• _Task statement_: Hunt for the word "обсады" across the entries below, copying each line that holds it.

##### Dataset records #####

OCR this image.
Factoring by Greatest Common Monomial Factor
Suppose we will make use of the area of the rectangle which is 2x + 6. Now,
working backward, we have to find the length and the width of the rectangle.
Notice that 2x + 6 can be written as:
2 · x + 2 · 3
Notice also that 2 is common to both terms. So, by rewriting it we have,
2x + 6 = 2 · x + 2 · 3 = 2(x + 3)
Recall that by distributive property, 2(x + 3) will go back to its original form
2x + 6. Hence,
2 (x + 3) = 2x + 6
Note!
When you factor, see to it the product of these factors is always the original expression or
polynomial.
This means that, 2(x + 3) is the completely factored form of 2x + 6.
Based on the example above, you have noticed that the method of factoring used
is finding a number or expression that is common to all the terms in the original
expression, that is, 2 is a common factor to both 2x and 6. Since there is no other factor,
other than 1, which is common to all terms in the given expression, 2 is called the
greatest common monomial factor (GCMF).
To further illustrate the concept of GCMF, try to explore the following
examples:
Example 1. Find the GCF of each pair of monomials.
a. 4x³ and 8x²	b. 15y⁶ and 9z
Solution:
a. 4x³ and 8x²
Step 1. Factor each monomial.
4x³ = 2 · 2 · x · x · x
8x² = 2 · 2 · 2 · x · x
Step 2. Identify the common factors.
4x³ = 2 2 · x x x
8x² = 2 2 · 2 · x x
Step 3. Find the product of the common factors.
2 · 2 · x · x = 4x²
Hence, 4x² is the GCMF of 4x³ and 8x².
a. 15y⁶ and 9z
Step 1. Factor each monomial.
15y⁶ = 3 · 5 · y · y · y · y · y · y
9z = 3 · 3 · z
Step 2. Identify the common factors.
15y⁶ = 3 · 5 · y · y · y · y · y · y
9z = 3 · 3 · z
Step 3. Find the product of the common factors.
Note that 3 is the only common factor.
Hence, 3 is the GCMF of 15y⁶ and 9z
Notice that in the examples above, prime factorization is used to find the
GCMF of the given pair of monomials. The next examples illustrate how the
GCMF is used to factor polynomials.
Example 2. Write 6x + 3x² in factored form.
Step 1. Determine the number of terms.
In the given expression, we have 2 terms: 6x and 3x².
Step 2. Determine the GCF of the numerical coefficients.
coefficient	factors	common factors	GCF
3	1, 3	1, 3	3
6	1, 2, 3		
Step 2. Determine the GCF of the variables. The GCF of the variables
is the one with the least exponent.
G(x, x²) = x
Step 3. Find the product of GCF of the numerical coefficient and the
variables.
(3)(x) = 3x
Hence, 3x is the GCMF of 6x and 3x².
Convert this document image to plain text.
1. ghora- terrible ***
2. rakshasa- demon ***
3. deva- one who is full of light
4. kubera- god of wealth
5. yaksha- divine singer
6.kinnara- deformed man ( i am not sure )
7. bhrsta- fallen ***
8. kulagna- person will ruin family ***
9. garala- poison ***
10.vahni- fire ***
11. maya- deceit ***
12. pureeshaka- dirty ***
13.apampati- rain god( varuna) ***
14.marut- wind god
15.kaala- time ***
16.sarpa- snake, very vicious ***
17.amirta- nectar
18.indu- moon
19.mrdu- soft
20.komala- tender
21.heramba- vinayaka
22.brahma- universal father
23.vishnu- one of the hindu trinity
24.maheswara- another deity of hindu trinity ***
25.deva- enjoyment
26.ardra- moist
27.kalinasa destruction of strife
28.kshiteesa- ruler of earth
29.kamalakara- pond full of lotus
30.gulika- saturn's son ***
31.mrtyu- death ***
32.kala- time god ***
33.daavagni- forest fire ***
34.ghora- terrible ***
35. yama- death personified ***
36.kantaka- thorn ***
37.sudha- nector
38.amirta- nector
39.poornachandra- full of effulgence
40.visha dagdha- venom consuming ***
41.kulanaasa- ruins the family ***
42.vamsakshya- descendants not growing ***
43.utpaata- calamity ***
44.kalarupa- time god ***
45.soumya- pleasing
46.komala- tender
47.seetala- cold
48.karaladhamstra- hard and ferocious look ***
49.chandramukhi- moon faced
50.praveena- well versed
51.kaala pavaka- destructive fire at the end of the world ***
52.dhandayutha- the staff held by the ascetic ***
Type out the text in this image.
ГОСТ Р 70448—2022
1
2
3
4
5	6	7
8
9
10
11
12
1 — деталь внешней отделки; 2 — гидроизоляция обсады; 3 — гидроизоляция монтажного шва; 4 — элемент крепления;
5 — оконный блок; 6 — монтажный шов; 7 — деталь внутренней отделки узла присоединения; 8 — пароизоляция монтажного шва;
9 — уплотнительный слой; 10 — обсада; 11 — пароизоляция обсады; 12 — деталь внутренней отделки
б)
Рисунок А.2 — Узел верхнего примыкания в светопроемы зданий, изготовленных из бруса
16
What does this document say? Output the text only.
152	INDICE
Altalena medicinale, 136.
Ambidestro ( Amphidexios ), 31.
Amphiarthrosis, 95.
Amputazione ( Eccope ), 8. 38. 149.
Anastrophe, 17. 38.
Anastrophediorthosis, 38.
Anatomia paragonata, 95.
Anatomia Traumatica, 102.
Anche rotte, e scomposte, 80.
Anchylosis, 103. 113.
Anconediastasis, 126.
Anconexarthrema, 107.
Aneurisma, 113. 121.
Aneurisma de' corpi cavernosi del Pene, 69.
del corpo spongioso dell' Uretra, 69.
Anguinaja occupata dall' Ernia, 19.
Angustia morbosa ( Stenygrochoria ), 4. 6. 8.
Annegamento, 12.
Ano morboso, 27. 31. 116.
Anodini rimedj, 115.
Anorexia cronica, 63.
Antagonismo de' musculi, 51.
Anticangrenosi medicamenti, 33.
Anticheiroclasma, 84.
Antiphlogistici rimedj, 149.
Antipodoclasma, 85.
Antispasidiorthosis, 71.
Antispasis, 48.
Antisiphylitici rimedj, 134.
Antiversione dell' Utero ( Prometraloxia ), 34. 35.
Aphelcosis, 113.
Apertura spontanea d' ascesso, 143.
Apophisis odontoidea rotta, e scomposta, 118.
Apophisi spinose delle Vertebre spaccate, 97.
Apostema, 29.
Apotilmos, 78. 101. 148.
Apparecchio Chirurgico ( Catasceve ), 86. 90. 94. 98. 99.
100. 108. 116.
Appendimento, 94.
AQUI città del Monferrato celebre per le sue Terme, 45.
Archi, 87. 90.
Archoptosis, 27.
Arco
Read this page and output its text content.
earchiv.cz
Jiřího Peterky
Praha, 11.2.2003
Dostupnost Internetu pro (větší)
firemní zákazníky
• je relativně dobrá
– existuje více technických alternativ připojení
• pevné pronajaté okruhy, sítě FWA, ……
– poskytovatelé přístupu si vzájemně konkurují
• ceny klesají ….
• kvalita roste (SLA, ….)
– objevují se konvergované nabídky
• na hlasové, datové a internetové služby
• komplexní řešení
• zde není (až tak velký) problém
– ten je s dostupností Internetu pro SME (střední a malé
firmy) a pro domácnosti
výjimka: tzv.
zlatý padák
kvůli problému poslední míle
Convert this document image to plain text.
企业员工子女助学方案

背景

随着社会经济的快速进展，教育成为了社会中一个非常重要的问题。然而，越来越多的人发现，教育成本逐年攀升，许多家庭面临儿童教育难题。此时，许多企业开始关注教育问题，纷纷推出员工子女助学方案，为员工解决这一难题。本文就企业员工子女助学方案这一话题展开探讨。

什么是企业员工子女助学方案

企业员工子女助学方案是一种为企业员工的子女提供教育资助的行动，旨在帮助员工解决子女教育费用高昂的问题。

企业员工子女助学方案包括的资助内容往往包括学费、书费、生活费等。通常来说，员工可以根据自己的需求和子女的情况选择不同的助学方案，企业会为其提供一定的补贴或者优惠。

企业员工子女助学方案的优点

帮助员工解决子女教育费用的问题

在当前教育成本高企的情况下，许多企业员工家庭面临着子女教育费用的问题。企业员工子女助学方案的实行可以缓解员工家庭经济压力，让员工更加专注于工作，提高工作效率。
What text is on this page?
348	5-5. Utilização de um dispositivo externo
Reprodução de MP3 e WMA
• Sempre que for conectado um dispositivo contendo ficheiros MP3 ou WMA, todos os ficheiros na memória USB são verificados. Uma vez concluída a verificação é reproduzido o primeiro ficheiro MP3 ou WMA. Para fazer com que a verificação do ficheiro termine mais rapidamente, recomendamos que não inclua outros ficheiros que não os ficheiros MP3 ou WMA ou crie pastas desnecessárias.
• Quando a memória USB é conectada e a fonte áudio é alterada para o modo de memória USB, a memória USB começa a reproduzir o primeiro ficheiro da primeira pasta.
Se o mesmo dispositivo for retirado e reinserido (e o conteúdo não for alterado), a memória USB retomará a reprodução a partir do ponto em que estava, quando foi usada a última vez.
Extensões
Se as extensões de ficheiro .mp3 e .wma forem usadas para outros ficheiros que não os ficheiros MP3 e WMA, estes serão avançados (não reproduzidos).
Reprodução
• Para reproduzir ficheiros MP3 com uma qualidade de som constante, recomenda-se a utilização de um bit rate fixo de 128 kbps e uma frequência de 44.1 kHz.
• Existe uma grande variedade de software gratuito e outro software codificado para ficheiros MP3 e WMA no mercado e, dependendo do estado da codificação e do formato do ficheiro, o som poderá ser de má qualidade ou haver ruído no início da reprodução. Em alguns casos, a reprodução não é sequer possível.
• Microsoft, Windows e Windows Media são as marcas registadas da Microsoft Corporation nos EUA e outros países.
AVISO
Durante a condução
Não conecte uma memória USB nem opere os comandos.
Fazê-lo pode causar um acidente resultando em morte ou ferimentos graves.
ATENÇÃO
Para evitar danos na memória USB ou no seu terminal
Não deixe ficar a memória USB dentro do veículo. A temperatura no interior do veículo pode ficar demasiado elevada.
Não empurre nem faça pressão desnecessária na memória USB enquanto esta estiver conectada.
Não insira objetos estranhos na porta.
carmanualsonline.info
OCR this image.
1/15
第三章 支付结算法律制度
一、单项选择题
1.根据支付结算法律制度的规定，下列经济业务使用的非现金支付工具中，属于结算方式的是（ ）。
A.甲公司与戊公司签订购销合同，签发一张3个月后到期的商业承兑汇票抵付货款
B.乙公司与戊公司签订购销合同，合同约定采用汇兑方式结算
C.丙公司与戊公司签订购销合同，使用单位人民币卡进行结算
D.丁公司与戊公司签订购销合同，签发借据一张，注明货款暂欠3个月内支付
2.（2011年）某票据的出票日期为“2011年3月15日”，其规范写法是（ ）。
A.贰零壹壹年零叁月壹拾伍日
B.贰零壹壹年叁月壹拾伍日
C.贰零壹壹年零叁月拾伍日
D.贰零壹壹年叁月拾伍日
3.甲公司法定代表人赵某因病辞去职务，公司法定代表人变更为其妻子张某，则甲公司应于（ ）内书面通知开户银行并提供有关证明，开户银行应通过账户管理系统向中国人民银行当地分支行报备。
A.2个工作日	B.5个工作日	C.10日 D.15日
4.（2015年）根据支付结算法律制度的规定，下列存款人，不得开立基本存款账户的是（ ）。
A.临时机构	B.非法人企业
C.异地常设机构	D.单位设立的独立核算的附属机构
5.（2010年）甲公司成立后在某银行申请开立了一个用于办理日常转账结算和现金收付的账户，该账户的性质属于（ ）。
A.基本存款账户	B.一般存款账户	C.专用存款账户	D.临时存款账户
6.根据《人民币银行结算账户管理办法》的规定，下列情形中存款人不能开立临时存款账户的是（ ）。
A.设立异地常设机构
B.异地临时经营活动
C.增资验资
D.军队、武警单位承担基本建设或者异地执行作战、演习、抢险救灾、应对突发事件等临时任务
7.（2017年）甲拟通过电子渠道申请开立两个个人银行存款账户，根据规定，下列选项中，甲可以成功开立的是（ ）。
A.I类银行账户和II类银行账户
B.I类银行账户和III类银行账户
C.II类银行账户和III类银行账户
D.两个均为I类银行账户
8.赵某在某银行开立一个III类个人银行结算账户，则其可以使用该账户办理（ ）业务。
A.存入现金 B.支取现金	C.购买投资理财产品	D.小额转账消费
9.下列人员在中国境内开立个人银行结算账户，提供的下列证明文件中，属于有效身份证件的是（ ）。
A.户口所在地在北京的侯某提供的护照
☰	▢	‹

#####

• _Written solution_:
1 — деталь внешней отделки; 2 — гидроизоляция обсады; 3 — гидроизоляция монтажного шва; 4 — элемент крепления;
9 — уплотнительный слой; 10 — обсада; 11 — пароизоляция обсады; 12 — деталь внутренней отделки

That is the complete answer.